TASK GOAL:
Could you transcribe the material below exactly, without leaving out a single line?

Entries taken from a collection
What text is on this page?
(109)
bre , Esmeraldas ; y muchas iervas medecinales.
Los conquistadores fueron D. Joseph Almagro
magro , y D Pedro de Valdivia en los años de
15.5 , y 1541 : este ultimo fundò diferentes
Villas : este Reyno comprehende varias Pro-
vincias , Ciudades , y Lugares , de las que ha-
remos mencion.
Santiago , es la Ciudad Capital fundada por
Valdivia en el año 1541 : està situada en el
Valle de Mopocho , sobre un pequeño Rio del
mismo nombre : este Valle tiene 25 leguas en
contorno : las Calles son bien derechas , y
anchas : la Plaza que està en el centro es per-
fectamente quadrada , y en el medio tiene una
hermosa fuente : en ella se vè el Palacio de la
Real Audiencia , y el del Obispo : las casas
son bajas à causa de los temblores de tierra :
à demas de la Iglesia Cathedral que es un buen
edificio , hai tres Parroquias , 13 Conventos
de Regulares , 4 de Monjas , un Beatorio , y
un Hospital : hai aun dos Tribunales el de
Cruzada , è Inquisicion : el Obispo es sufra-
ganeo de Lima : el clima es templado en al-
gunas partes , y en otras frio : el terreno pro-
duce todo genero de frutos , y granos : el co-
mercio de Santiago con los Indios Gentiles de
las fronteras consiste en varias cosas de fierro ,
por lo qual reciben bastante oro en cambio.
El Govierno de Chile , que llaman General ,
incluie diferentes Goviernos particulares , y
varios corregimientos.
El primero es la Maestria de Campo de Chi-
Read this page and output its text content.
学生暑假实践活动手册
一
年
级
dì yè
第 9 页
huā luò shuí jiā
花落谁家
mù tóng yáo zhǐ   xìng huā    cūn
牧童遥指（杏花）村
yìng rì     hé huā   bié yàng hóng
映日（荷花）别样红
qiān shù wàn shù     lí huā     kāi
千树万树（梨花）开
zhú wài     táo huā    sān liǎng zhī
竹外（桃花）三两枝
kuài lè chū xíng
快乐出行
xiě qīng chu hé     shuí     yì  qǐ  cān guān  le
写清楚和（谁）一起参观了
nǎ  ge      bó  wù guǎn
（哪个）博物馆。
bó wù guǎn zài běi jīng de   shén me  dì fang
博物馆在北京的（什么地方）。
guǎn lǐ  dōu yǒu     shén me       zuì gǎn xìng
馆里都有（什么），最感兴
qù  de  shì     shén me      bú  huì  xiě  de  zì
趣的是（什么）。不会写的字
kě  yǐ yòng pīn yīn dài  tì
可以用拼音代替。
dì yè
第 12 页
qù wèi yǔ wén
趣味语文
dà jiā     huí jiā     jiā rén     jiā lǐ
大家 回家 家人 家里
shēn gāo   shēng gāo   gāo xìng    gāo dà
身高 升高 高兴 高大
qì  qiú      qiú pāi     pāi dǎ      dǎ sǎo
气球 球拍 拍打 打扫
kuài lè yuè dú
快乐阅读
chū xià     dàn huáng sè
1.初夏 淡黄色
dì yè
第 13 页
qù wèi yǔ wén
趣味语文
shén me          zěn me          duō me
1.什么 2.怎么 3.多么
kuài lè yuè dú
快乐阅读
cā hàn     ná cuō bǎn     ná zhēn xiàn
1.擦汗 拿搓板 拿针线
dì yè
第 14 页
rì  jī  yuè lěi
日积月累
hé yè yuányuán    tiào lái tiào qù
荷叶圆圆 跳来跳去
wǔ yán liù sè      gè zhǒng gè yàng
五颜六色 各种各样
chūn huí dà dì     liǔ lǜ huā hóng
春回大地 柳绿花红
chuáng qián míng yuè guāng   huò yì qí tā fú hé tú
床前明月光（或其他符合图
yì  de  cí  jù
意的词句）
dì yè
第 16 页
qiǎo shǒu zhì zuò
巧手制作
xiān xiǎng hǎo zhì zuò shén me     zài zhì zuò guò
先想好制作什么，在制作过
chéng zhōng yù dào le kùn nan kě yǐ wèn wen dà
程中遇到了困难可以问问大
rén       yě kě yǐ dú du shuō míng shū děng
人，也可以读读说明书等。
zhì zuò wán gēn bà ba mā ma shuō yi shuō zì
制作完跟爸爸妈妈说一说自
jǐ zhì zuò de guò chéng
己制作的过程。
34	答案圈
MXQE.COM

FULL RESPONSE:
What text is on this page?
(109)
bre , Esmeraldas ; y muchas iervas medecinales.
Los conquistadores fueron D. Joseph Almagro
magro , y D Pedro de Valdivia en los años de
15.5 , y 1541 : este ultimo fundò diferentes
Villas : este Reyno comprehende varias Pro-
vincias , Ciudades , y Lugares , de las que ha-
remos mencion.
Santiago , es la Ciudad Capital fundada por
Valdivia en el año 1541 : està situada en el
Valle de Mopocho , sobre un pequeño Rio del
mismo nombre : este Valle tiene 25 leguas en
contorno : las Calles son bien derechas , y
anchas : la Plaza que està en el centro es per-
fectamente quadrada , y en el medio tiene una
hermosa fuente : en ella se vè el Palacio de la
Real Audiencia , y el del Obispo : las casas
son bajas à causa de los temblores de tierra :
à demas de la Iglesia Cathedral que es un buen
edificio , hai tres Parroquias , 13 Conventos
de Regulares , 4 de Monjas , un Beatorio , y
un Hospital : hai aun dos Tribunales el de
Cruzada , è Inquisicion : el Obispo es sufra-
ganeo de Lima : el clima es templado en al-
gunas partes , y en otras frio : el terreno pro-
duce todo genero de frutos , y granos : el co-
mercio de Santiago con los Indios Gentiles de
las fronteras consiste en varias cosas de fierro ,
por lo qual reciben bastante oro en cambio.
El Govierno de Chile , que llaman General ,
incluie diferentes Goviernos particulares , y
varios corregimientos.
El primero es la Maestria de Campo de Chi-
Read this page and output its text content.
学生暑假实践活动手册
一
年
级
dì yè
第 9 页
huā luò shuí jiā
花落谁家
mù tóng yáo zhǐ   xìng huā    cūn
牧童遥指（杏花）村
yìng rì     hé huā   bié yàng hóng
映日（荷花）别样红
qiān shù wàn shù     lí huā     kāi
千树万树（梨花）开
zhú wài     táo huā    sān liǎng zhī
竹外（桃花）三两枝
kuài lè chū xíng
快乐出行
xiě qīng chu hé     shuí     yì  qǐ  cān guān  le
写清楚和（谁）一起参观了
nǎ  ge      bó  wù guǎn
（哪个）博物馆。
bó wù guǎn zài běi jīng de   shén me  dì fang
博物馆在北京的（什么地方）。
guǎn lǐ  dōu yǒu     shén me       zuì gǎn xìng
馆里都有（什么），最感兴
qù  de  shì     shén me      bú  huì  xiě  de  zì
趣的是（什么）。不会写的字
kě  yǐ yòng pīn yīn dài  tì
可以用拼音代替。
dì yè
第 12 页
qù wèi yǔ wén
趣味语文
dà jiā     huí jiā     jiā rén     jiā lǐ
大家 回家 家人 家里
shēn gāo   shēng gāo   gāo xìng    gāo dà
身高 升高 高兴 高大
qì  qiú      qiú pāi     pāi dǎ      dǎ sǎo
气球 球拍 拍打 打扫
kuài lè yuè dú
快乐阅读
chū xià     dàn huáng sè
1.初夏 淡黄色
dì yè
第 13 页
qù wèi yǔ wén
趣味语文
shén me          zěn me          duō me
1.什么 2.怎么 3.多么
kuài lè yuè dú
快乐阅读
cā hàn     ná cuō bǎn     ná zhēn xiàn
1.擦汗 拿搓板 拿针线
dì yè
第 14 页
rì  jī  yuè lěi
日积月累
hé yè yuányuán    tiào lái tiào qù
荷叶圆圆 跳来跳去
wǔ yán liù sè      gè zhǒng gè yàng
五颜六色 各种各样
chūn huí dà dì     liǔ lǜ huā hóng
春回大地 柳绿花红
chuáng qián míng yuè guāng   huò yì qí tā fú hé tú
床前明月光（或其他符合图
yì  de  cí  jù
意的词句）
dì yè
第 16 页
qiǎo shǒu zhì zuò
巧手制作
xiān xiǎng hǎo zhì zuò shén me     zài zhì zuò guò
先想好制作什么，在制作过
chéng zhōng yù dào le kùn nan kě yǐ wèn wen dà
程中遇到了困难可以问问大
rén       yě kě yǐ dú du shuō míng shū děng
人，也可以读读说明书等。
zhì zuò wán gēn bà ba mā ma shuō yi shuō zì
制作完跟爸爸妈妈说一说自
jǐ zhì zuò de guò chéng
己制作的过程。
34	答案圈
MXQE.COM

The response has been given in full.